WHAT YOU NEED TO DO - Select every line below containing the word "Based".
===== RECORDS FOR PROCESSING
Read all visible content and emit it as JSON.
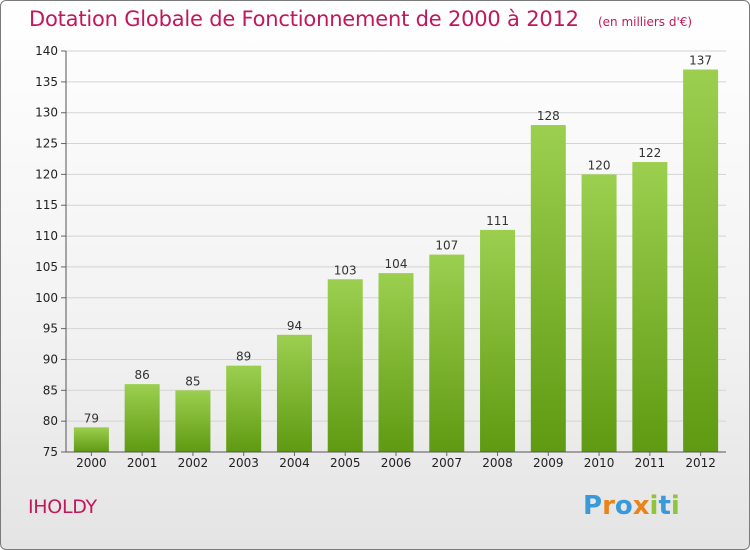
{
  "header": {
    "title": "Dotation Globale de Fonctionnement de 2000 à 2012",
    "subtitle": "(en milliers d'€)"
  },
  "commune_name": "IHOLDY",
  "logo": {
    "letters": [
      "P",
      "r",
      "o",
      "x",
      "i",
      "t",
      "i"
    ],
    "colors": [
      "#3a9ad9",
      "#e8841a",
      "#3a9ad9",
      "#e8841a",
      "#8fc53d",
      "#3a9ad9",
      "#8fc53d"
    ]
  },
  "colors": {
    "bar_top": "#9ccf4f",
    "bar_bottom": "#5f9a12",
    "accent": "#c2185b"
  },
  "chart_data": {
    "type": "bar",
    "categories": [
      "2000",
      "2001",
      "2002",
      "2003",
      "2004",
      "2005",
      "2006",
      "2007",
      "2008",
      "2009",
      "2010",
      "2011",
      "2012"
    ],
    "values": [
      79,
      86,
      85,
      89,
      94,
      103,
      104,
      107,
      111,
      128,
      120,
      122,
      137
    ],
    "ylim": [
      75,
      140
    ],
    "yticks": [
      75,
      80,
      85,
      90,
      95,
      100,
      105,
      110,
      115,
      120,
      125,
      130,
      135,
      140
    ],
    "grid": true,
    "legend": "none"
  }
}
==========
===== RECORDS FOR PROCESSING
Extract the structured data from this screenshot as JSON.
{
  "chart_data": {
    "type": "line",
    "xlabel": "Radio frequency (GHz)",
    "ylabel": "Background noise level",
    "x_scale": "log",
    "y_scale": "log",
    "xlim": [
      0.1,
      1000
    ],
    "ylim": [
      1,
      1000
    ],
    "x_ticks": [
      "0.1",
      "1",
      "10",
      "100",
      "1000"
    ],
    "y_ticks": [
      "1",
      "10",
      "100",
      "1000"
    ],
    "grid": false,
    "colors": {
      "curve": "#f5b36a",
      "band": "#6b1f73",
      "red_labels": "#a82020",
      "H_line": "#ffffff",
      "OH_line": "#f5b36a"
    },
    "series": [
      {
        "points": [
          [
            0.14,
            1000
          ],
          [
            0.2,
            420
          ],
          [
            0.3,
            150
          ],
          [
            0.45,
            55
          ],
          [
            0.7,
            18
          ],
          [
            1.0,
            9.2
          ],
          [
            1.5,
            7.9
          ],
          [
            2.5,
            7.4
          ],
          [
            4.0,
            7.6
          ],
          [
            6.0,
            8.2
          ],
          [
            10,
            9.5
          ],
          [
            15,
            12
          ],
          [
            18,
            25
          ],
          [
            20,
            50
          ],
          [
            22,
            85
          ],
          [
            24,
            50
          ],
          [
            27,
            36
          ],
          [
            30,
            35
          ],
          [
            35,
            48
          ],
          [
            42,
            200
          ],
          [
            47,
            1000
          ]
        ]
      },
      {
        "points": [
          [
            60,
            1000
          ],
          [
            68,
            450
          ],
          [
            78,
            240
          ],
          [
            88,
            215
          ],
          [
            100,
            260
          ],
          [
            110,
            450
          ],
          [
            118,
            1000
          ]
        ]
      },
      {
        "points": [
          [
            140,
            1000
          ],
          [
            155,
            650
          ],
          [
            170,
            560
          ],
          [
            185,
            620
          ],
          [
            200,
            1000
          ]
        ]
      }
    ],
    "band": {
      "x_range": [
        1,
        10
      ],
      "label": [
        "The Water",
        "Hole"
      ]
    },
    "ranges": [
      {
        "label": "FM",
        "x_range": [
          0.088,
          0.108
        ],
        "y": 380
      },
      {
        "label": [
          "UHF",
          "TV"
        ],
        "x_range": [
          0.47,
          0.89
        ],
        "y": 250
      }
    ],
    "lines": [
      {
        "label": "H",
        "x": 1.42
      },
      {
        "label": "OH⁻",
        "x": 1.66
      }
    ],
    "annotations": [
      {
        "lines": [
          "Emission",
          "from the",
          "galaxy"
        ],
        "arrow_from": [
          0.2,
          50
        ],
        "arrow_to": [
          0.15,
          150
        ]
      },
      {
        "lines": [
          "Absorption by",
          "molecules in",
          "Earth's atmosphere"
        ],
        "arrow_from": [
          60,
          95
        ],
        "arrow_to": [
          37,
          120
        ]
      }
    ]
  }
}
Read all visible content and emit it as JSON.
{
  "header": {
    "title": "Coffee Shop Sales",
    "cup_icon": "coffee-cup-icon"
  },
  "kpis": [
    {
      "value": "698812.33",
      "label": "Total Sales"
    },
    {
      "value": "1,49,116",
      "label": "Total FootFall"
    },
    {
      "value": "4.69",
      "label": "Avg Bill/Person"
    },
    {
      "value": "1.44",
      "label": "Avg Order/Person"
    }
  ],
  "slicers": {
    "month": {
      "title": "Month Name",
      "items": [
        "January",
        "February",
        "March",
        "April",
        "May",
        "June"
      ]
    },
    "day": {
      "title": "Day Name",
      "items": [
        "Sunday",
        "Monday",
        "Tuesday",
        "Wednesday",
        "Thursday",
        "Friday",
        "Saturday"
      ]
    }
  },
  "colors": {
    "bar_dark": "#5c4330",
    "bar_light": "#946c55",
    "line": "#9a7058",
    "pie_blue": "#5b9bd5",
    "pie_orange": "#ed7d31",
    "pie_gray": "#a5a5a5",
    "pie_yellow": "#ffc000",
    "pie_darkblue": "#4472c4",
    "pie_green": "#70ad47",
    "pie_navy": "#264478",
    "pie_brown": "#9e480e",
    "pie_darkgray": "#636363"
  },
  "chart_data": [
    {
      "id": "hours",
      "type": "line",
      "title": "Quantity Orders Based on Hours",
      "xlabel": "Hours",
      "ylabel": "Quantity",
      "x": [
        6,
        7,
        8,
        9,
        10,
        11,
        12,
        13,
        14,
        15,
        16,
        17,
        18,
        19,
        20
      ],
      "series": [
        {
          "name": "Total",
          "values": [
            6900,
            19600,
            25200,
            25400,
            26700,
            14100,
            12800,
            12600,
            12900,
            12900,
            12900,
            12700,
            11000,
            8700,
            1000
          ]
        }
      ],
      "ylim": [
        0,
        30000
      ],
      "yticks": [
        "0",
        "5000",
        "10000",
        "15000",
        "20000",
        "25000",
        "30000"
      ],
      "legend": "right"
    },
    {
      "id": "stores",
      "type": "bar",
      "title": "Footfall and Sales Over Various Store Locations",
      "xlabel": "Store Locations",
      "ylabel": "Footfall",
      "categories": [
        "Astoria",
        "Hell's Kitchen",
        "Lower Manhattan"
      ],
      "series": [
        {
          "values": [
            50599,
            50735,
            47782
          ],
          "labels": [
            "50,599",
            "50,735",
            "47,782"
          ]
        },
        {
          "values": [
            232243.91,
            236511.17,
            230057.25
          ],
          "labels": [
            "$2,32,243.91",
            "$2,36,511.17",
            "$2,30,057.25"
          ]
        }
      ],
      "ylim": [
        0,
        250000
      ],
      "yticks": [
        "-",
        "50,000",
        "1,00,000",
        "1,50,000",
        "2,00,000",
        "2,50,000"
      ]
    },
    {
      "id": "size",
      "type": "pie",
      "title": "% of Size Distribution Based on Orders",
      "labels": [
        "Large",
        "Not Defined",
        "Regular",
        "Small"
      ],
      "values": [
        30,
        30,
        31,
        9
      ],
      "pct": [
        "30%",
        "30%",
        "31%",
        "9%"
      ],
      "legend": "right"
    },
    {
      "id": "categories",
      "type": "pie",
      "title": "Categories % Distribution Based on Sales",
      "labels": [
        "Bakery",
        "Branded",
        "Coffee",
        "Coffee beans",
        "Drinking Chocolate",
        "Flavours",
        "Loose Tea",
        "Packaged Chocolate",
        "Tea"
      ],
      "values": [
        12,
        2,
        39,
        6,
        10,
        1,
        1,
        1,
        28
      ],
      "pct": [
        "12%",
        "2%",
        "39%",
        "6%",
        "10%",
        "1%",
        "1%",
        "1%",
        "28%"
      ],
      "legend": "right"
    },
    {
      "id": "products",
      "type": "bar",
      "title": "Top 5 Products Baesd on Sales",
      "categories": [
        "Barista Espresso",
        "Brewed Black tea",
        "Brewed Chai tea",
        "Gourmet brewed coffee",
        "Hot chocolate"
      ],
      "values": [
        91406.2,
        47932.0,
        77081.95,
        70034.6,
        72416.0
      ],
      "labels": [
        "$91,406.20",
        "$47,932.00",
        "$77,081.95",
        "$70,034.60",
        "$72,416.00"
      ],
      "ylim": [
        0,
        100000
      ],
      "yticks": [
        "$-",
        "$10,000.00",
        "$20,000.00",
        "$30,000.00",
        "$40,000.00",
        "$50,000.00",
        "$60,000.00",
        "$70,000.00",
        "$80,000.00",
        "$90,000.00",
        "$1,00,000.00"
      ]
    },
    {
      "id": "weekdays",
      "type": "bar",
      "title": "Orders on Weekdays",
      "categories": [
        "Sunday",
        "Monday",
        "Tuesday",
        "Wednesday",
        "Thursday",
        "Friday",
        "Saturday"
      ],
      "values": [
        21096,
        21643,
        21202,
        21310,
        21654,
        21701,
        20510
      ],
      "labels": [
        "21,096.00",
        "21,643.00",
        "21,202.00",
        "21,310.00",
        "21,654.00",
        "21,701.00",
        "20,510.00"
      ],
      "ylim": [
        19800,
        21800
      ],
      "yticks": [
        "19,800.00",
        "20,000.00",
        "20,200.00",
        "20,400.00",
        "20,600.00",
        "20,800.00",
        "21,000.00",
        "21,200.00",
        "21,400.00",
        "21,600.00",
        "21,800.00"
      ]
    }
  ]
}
==========
REPLY -
      "title": "Quantity Orders Based on Hours",
      "title": "% of Size Distribution Based on Orders",
      "title": "Categories % Distribution Based on Sales",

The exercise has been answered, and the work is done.